▸ WHAT IS EXPECTED
Each entry should be quoted word for word, including every mark of punctuation.

[Figure record extracts]
+++

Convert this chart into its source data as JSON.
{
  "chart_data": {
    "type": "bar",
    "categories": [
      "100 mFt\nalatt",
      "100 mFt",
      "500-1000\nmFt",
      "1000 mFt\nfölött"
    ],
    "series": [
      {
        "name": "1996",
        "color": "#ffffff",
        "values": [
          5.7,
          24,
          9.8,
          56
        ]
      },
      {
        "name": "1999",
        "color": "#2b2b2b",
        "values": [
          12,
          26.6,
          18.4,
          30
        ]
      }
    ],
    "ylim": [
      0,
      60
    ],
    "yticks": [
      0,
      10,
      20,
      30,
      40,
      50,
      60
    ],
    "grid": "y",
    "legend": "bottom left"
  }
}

+++

▸ THE REPLY
Convert this chart into its source data as JSON.
{
  "chart_data": {
    "type": "bar",
    "categories": [
      "100 mFt\nalatt",
      "100 mFt",
      "500-1000\nmFt",
      "1000 mFt\nfölött"
    ],
    "series": [
      {
        "name": "1996",
        "color": "#ffffff",
        "values": [
          5.7,
          24,
          9.8,
          56
        ]
      },
      {
        "name": "1999",
        "color": "#2b2b2b",
        "values": [
          12,
          26.6,
          18.4,
          30
        ]
      }
    ],
    "ylim": [
      0,
      60
    ],
    "yticks": [
      0,
      10,
      20,
      30,
      40,
      50,
      60
    ],
    "grid": "y",
    "legend": "bottom left"
  }
}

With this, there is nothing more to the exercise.